-- Supplied material --
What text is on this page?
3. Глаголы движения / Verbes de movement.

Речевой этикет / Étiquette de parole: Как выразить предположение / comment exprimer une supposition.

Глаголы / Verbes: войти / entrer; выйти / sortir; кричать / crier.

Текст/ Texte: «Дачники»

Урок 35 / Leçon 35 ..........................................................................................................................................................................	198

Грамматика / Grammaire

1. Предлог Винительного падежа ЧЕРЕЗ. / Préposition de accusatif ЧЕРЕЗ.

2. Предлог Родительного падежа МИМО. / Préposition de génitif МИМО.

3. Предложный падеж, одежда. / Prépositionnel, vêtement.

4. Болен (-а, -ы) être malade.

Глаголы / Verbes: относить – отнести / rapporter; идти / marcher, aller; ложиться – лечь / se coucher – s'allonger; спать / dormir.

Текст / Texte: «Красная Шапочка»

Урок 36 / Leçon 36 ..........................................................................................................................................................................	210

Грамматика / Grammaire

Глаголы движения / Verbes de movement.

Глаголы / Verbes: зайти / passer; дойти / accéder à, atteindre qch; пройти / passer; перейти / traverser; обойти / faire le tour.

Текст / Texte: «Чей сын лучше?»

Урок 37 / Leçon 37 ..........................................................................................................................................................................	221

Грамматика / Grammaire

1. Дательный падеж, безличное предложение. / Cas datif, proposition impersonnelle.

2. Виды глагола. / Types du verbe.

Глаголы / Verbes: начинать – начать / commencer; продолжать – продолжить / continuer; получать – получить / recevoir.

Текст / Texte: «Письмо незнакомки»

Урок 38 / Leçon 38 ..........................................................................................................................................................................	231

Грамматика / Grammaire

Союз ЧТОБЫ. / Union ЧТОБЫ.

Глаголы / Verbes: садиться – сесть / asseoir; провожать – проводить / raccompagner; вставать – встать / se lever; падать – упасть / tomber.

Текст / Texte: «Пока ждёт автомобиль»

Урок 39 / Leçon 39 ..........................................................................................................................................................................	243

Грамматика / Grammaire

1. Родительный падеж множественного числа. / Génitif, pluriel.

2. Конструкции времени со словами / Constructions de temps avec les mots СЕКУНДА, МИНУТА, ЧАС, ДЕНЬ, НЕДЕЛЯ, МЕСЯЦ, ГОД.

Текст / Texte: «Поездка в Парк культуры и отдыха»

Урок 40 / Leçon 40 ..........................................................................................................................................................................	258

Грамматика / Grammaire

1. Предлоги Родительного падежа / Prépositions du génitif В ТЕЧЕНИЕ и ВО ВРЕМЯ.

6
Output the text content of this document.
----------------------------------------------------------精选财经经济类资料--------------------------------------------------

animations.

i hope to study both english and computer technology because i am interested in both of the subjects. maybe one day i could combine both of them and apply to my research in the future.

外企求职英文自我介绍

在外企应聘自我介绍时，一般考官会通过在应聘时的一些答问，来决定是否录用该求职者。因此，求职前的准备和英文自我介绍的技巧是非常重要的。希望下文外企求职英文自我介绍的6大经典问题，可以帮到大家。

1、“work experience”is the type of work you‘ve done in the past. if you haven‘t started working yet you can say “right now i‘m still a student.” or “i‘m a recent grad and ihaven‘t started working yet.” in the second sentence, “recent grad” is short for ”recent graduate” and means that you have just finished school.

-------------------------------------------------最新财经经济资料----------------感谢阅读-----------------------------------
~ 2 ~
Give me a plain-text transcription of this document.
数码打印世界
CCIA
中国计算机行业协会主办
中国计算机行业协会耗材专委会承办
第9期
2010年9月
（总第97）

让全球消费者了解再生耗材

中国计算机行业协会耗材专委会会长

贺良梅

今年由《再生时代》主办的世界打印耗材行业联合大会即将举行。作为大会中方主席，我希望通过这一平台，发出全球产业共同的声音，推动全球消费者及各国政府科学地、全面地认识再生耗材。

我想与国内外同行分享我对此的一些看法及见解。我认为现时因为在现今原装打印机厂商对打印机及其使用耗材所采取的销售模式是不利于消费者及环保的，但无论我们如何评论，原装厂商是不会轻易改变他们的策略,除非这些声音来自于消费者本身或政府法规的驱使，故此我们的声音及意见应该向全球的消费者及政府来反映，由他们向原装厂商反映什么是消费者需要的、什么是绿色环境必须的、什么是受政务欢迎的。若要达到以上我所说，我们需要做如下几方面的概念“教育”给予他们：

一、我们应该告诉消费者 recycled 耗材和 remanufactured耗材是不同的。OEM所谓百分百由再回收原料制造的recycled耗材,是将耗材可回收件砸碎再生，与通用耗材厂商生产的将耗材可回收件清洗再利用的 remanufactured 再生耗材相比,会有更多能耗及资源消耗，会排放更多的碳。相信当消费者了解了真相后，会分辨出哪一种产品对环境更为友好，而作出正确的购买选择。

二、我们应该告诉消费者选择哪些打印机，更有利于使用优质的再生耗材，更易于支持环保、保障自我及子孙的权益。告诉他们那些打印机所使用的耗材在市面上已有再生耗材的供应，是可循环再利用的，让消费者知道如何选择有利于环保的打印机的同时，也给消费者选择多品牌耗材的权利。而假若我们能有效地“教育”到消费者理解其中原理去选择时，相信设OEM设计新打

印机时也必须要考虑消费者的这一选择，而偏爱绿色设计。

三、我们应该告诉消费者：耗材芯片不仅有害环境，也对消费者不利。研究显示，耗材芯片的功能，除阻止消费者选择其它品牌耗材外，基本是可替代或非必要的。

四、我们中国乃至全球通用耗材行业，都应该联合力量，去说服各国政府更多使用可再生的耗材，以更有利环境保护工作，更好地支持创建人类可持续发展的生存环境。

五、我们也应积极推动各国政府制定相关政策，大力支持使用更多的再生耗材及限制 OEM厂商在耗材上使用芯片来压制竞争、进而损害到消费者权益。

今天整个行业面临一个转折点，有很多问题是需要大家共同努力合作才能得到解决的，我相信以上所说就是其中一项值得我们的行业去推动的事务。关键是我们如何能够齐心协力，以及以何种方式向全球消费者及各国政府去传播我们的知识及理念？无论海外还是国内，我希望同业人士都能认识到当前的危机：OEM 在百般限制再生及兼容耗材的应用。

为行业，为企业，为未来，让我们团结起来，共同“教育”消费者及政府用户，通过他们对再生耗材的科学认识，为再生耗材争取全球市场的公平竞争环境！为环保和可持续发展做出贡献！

-- What you should do --
Exactly reproduce every line of the records.

-- Response to this task --
What text is on this page?
3. Глаголы движения / Verbes de movement.

Речевой этикет / Étiquette de parole: Как выразить предположение / comment exprimer une supposition.

Глаголы / Verbes: войти / entrer; выйти / sortir; кричать / crier.

Текст/ Texte: «Дачники»

Урок 35 / Leçon 35 ..........................................................................................................................................................................	198

Грамматика / Grammaire

1. Предлог Винительного падежа ЧЕРЕЗ. / Préposition de accusatif ЧЕРЕЗ.

2. Предлог Родительного падежа МИМО. / Préposition de génitif МИМО.

3. Предложный падеж, одежда. / Prépositionnel, vêtement.

4. Болен (-а, -ы) être malade.

Глаголы / Verbes: относить – отнести / rapporter; идти / marcher, aller; ложиться – лечь / se coucher – s'allonger; спать / dormir.

Текст / Texte: «Красная Шапочка»

Урок 36 / Leçon 36 ..........................................................................................................................................................................	210

Грамматика / Grammaire

Глаголы движения / Verbes de movement.

Глаголы / Verbes: зайти / passer; дойти / accéder à, atteindre qch; пройти / passer; перейти / traverser; обойти / faire le tour.

Текст / Texte: «Чей сын лучше?»

Урок 37 / Leçon 37 ..........................................................................................................................................................................	221

Грамматика / Grammaire

1. Дательный падеж, безличное предложение. / Cas datif, proposition impersonnelle.

2. Виды глагола. / Types du verbe.

Глаголы / Verbes: начинать – начать / commencer; продолжать – продолжить / continuer; получать – получить / recevoir.

Текст / Texte: «Письмо незнакомки»

Урок 38 / Leçon 38 ..........................................................................................................................................................................	231

Грамматика / Grammaire

Союз ЧТОБЫ. / Union ЧТОБЫ.

Глаголы / Verbes: садиться – сесть / asseoir; провожать – проводить / raccompagner; вставать – встать / se lever; падать – упасть / tomber.

Текст / Texte: «Пока ждёт автомобиль»

Урок 39 / Leçon 39 ..........................................................................................................................................................................	243

Грамматика / Grammaire

1. Родительный падеж множественного числа. / Génitif, pluriel.

2. Конструкции времени со словами / Constructions de temps avec les mots СЕКУНДА, МИНУТА, ЧАС, ДЕНЬ, НЕДЕЛЯ, МЕСЯЦ, ГОД.

Текст / Texte: «Поездка в Парк культуры и отдыха»

Урок 40 / Leçon 40 ..........................................................................................................................................................................	258

Грамматика / Grammaire

1. Предлоги Родительного падежа / Prépositions du génitif В ТЕЧЕНИЕ и ВО ВРЕМЯ.

6
Output the text content of this document.
----------------------------------------------------------精选财经经济类资料--------------------------------------------------

animations.

i hope to study both english and computer technology because i am interested in both of the subjects. maybe one day i could combine both of them and apply to my research in the future.

外企求职英文自我介绍

在外企应聘自我介绍时，一般考官会通过在应聘时的一些答问，来决定是否录用该求职者。因此，求职前的准备和英文自我介绍的技巧是非常重要的。希望下文外企求职英文自我介绍的6大经典问题，可以帮到大家。

1、“work experience”is the type of work you‘ve done in the past. if you haven‘t started working yet you can say “right now i‘m still a student.” or “i‘m a recent grad and ihaven‘t started working yet.” in the second sentence, “recent grad” is short for ”recent graduate” and means that you have just finished school.

-------------------------------------------------最新财经经济资料----------------感谢阅读-----------------------------------
~ 2 ~
Give me a plain-text transcription of this document.
数码打印世界
CCIA
中国计算机行业协会主办
中国计算机行业协会耗材专委会承办
第9期
2010年9月
（总第97）

让全球消费者了解再生耗材

中国计算机行业协会耗材专委会会长

贺良梅

今年由《再生时代》主办的世界打印耗材行业联合大会即将举行。作为大会中方主席，我希望通过这一平台，发出全球产业共同的声音，推动全球消费者及各国政府科学地、全面地认识再生耗材。

我想与国内外同行分享我对此的一些看法及见解。我认为现时因为在现今原装打印机厂商对打印机及其使用耗材所采取的销售模式是不利于消费者及环保的，但无论我们如何评论，原装厂商是不会轻易改变他们的策略,除非这些声音来自于消费者本身或政府法规的驱使，故此我们的声音及意见应该向全球的消费者及政府来反映，由他们向原装厂商反映什么是消费者需要的、什么是绿色环境必须的、什么是受政务欢迎的。若要达到以上我所说，我们需要做如下几方面的概念“教育”给予他们：

一、我们应该告诉消费者 recycled 耗材和 remanufactured耗材是不同的。OEM所谓百分百由再回收原料制造的recycled耗材,是将耗材可回收件砸碎再生，与通用耗材厂商生产的将耗材可回收件清洗再利用的 remanufactured 再生耗材相比,会有更多能耗及资源消耗，会排放更多的碳。相信当消费者了解了真相后，会分辨出哪一种产品对环境更为友好，而作出正确的购买选择。

二、我们应该告诉消费者选择哪些打印机，更有利于使用优质的再生耗材，更易于支持环保、保障自我及子孙的权益。告诉他们那些打印机所使用的耗材在市面上已有再生耗材的供应，是可循环再利用的，让消费者知道如何选择有利于环保的打印机的同时，也给消费者选择多品牌耗材的权利。而假若我们能有效地“教育”到消费者理解其中原理去选择时，相信设OEM设计新打

印机时也必须要考虑消费者的这一选择，而偏爱绿色设计。

三、我们应该告诉消费者：耗材芯片不仅有害环境，也对消费者不利。研究显示，耗材芯片的功能，除阻止消费者选择其它品牌耗材外，基本是可替代或非必要的。

四、我们中国乃至全球通用耗材行业，都应该联合力量，去说服各国政府更多使用可再生的耗材，以更有利环境保护工作，更好地支持创建人类可持续发展的生存环境。

五、我们也应积极推动各国政府制定相关政策，大力支持使用更多的再生耗材及限制 OEM厂商在耗材上使用芯片来压制竞争、进而损害到消费者权益。

今天整个行业面临一个转折点，有很多问题是需要大家共同努力合作才能得到解决的，我相信以上所说就是其中一项值得我们的行业去推动的事务。关键是我们如何能够齐心协力，以及以何种方式向全球消费者及各国政府去传播我们的知识及理念？无论海外还是国内，我希望同业人士都能认识到当前的危机：OEM 在百般限制再生及兼容耗材的应用。

为行业，为企业，为未来，让我们团结起来，共同“教育”消费者及政府用户，通过他们对再生耗材的科学认识，为再生耗材争取全球市场的公平竞争环境！为环保和可持续发展做出贡献！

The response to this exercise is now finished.